BEGIN DATA EXTRACT

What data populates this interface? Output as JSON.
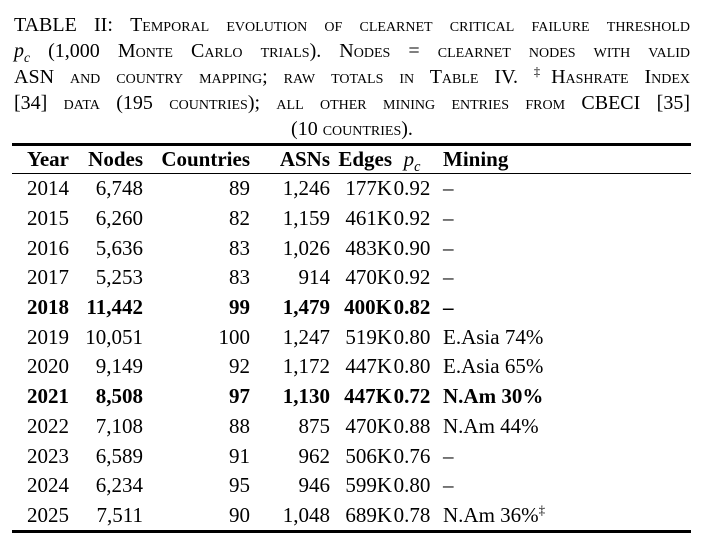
{
  "colors": {
    "background": "#ffffff",
    "text": "#000000",
    "rule": "#000000"
  },
  "caption": {
    "label": "TABLE II:",
    "line1": "Temporal evolution of clearnet critical failure threshold",
    "pc_math": {
      "base": "p",
      "sub": "c"
    },
    "line2": "(1,000 Monte Carlo trials). Nodes = clearnet nodes with valid",
    "line3a": "ASN and country mapping; raw totals in Table IV.",
    "dagger": "‡",
    "line3b": "Hashrate Index",
    "line4": "[34] data (195 countries); all other mining entries from CBECI [35]",
    "line5": "(10 countries)."
  },
  "table": {
    "pc_header": {
      "base": "p",
      "sub": "c"
    },
    "columns": [
      {
        "key": "year",
        "label": "Year",
        "align": "left"
      },
      {
        "key": "nodes",
        "label": "Nodes",
        "align": "right"
      },
      {
        "key": "countries",
        "label": "Countries",
        "align": "right"
      },
      {
        "key": "asns",
        "label": "ASNs",
        "align": "right"
      },
      {
        "key": "edges",
        "label": "Edges",
        "align": "right"
      },
      {
        "key": "pc",
        "label": "pc",
        "align": "center"
      },
      {
        "key": "mining",
        "label": "Mining",
        "align": "left"
      }
    ],
    "rows": [
      {
        "year": "2014",
        "nodes": "6,748",
        "countries": "89",
        "asns": "1,246",
        "edges": "177K",
        "pc": "0.92",
        "mining": "–",
        "mining_sup": "",
        "bold": false
      },
      {
        "year": "2015",
        "nodes": "6,260",
        "countries": "82",
        "asns": "1,159",
        "edges": "461K",
        "pc": "0.92",
        "mining": "–",
        "mining_sup": "",
        "bold": false
      },
      {
        "year": "2016",
        "nodes": "5,636",
        "countries": "83",
        "asns": "1,026",
        "edges": "483K",
        "pc": "0.90",
        "mining": "–",
        "mining_sup": "",
        "bold": false
      },
      {
        "year": "2017",
        "nodes": "5,253",
        "countries": "83",
        "asns": "914",
        "edges": "470K",
        "pc": "0.92",
        "mining": "–",
        "mining_sup": "",
        "bold": false
      },
      {
        "year": "2018",
        "nodes": "11,442",
        "countries": "99",
        "asns": "1,479",
        "edges": "400K",
        "pc": "0.82",
        "mining": "–",
        "mining_sup": "",
        "bold": true
      },
      {
        "year": "2019",
        "nodes": "10,051",
        "countries": "100",
        "asns": "1,247",
        "edges": "519K",
        "pc": "0.80",
        "mining": "E.Asia 74%",
        "mining_sup": "",
        "bold": false
      },
      {
        "year": "2020",
        "nodes": "9,149",
        "countries": "92",
        "asns": "1,172",
        "edges": "447K",
        "pc": "0.80",
        "mining": "E.Asia 65%",
        "mining_sup": "",
        "bold": false
      },
      {
        "year": "2021",
        "nodes": "8,508",
        "countries": "97",
        "asns": "1,130",
        "edges": "447K",
        "pc": "0.72",
        "mining": "N.Am 30%",
        "mining_sup": "",
        "bold": true
      },
      {
        "year": "2022",
        "nodes": "7,108",
        "countries": "88",
        "asns": "875",
        "edges": "470K",
        "pc": "0.88",
        "mining": "N.Am 44%",
        "mining_sup": "",
        "bold": false
      },
      {
        "year": "2023",
        "nodes": "6,589",
        "countries": "91",
        "asns": "962",
        "edges": "506K",
        "pc": "0.76",
        "mining": "–",
        "mining_sup": "",
        "bold": false
      },
      {
        "year": "2024",
        "nodes": "6,234",
        "countries": "95",
        "asns": "946",
        "edges": "599K",
        "pc": "0.80",
        "mining": "–",
        "mining_sup": "",
        "bold": false
      },
      {
        "year": "2025",
        "nodes": "7,511",
        "countries": "90",
        "asns": "1,048",
        "edges": "689K",
        "pc": "0.78",
        "mining": "N.Am 36%",
        "mining_sup": "‡",
        "bold": false
      }
    ]
  }
}
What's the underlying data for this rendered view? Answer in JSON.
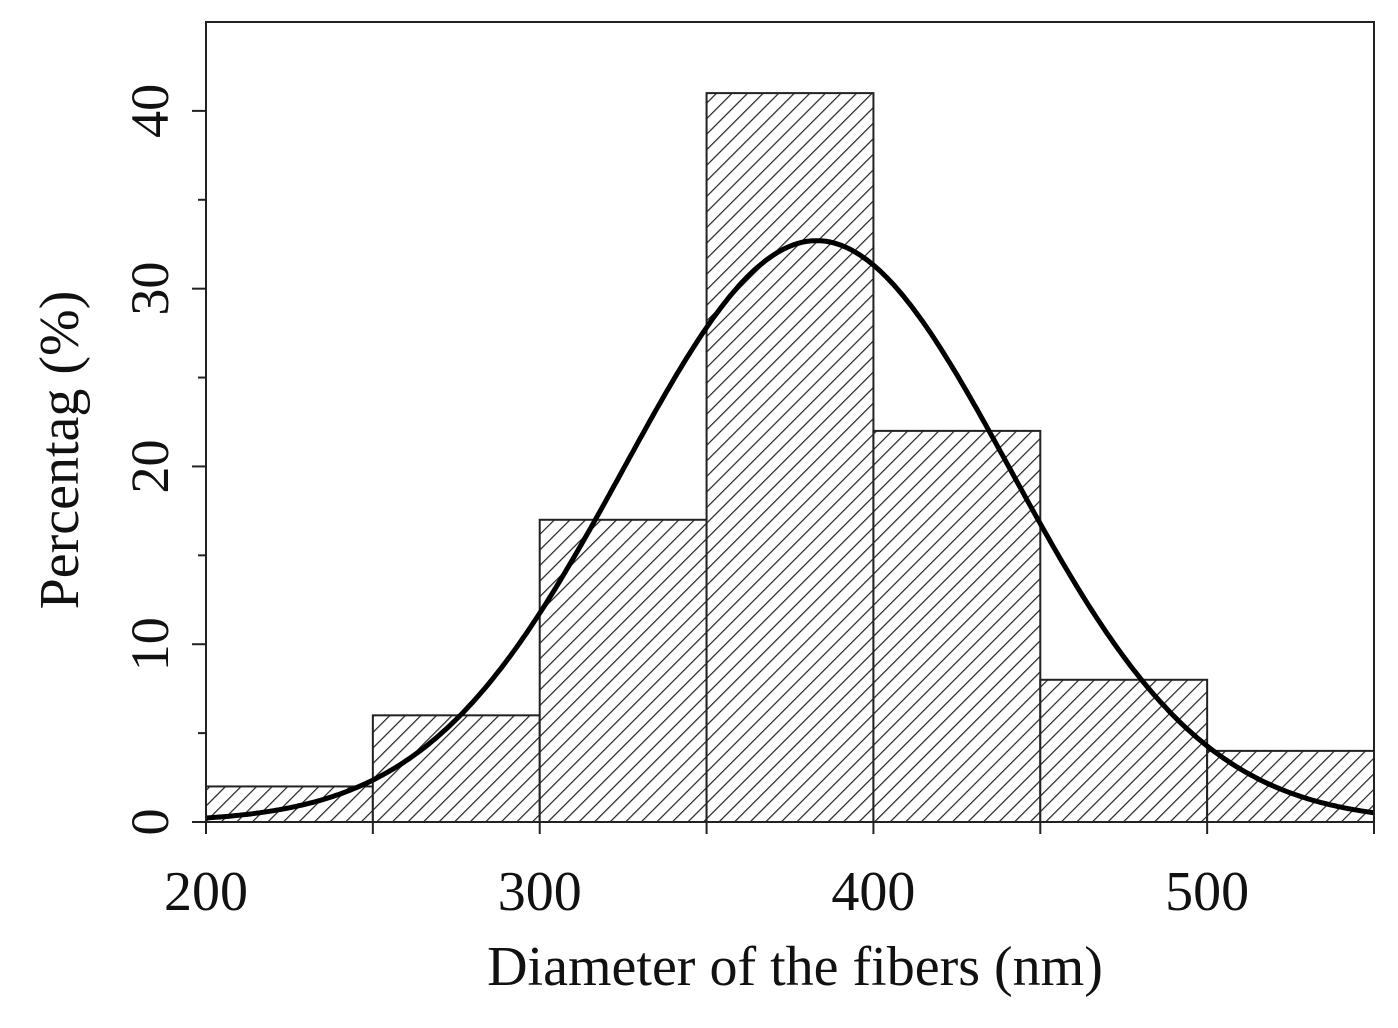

END DATA EXTRACT

**GOAL**
Write out every entry again word for word, without any of the pictures.

**WRITTEN ANSWER**
What data populates this interface? Output as JSON.
{
  "colors": {
    "background": "#ffffff",
    "text": "#000000",
    "rule": "#000000"
  },
  "caption": {
    "label": "TABLE II:",
    "line1": "Temporal evolution of clearnet critical failure threshold",
    "pc_math": {
      "base": "p",
      "sub": "c"
    },
    "line2": "(1,000 Monte Carlo trials). Nodes = clearnet nodes with valid",
    "line3a": "ASN and country mapping; raw totals in Table IV.",
    "dagger": "‡",
    "line3b": "Hashrate Index",
    "line4": "[34] data (195 countries); all other mining entries from CBECI [35]",
    "line5": "(10 countries)."
  },
  "table": {
    "pc_header": {
      "base": "p",
      "sub": "c"
    },
    "columns": [
      {
        "key": "year",
        "label": "Year",
        "align": "left"
      },
      {
        "key": "nodes",
        "label": "Nodes",
        "align": "right"
      },
      {
        "key": "countries",
        "label": "Countries",
        "align": "right"
      },
      {
        "key": "asns",
        "label": "ASNs",
        "align": "right"
      },
      {
        "key": "edges",
        "label": "Edges",
        "align": "right"
      },
      {
        "key": "pc",
        "label": "pc",
        "align": "center"
      },
      {
        "key": "mining",
        "label": "Mining",
        "align": "left"
      }
    ],
    "rows": [
      {
        "year": "2014",
        "nodes": "6,748",
        "countries": "89",
        "asns": "1,246",
        "edges": "177K",
        "pc": "0.92",
        "mining": "–",
        "mining_sup": "",
        "bold": false
      },
      {
        "year": "2015",
        "nodes": "6,260",
        "countries": "82",
        "asns": "1,159",
        "edges": "461K",
        "pc": "0.92",
        "mining": "–",
        "mining_sup": "",
        "bold": false
      },
      {
        "year": "2016",
        "nodes": "5,636",
        "countries": "83",
        "asns": "1,026",
        "edges": "483K",
        "pc": "0.90",
        "mining": "–",
        "mining_sup": "",
        "bold": false
      },
      {
        "year": "2017",
        "nodes": "5,253",
        "countries": "83",
        "asns": "914",
        "edges": "470K",
        "pc": "0.92",
        "mining": "–",
        "mining_sup": "",
        "bold": false
      },
      {
        "year": "2018",
        "nodes": "11,442",
        "countries": "99",
        "asns": "1,479",
        "edges": "400K",
        "pc": "0.82",
        "mining": "–",
        "mining_sup": "",
        "bold": true
      },
      {
        "year": "2019",
        "nodes": "10,051",
        "countries": "100",
        "asns": "1,247",
        "edges": "519K",
        "pc": "0.80",
        "mining": "E.Asia 74%",
        "mining_sup": "",
        "bold": false
      },
      {
        "year": "2020",
        "nodes": "9,149",
        "countries": "92",
        "asns": "1,172",
        "edges": "447K",
        "pc": "0.80",
        "mining": "E.Asia 65%",
        "mining_sup": "",
        "bold": false
      },
      {
        "year": "2021",
        "nodes": "8,508",
        "countries": "97",
        "asns": "1,130",
        "edges": "447K",
        "pc": "0.72",
        "mining": "N.Am 30%",
        "mining_sup": "",
        "bold": true
      },
      {
        "year": "2022",
        "nodes": "7,108",
        "countries": "88",
        "asns": "875",
        "edges": "470K",
        "pc": "0.88",
        "mining": "N.Am 44%",
        "mining_sup": "",
        "bold": false
      },
      {
        "year": "2023",
        "nodes": "6,589",
        "countries": "91",
        "asns": "962",
        "edges": "506K",
        "pc": "0.76",
        "mining": "–",
        "mining_sup": "",
        "bold": false
      },
      {
        "year": "2024",
        "nodes": "6,234",
        "countries": "95",
        "asns": "946",
        "edges": "599K",
        "pc": "0.80",
        "mining": "–",
        "mining_sup": "",
        "bold": false
      },
      {
        "year": "2025",
        "nodes": "7,511",
        "countries": "90",
        "asns": "1,048",
        "edges": "689K",
        "pc": "0.78",
        "mining": "N.Am 36%",
        "mining_sup": "‡",
        "bold": false
      }
    ]
  }
}
What's the underlying data for this rendered view? Answer in JSON.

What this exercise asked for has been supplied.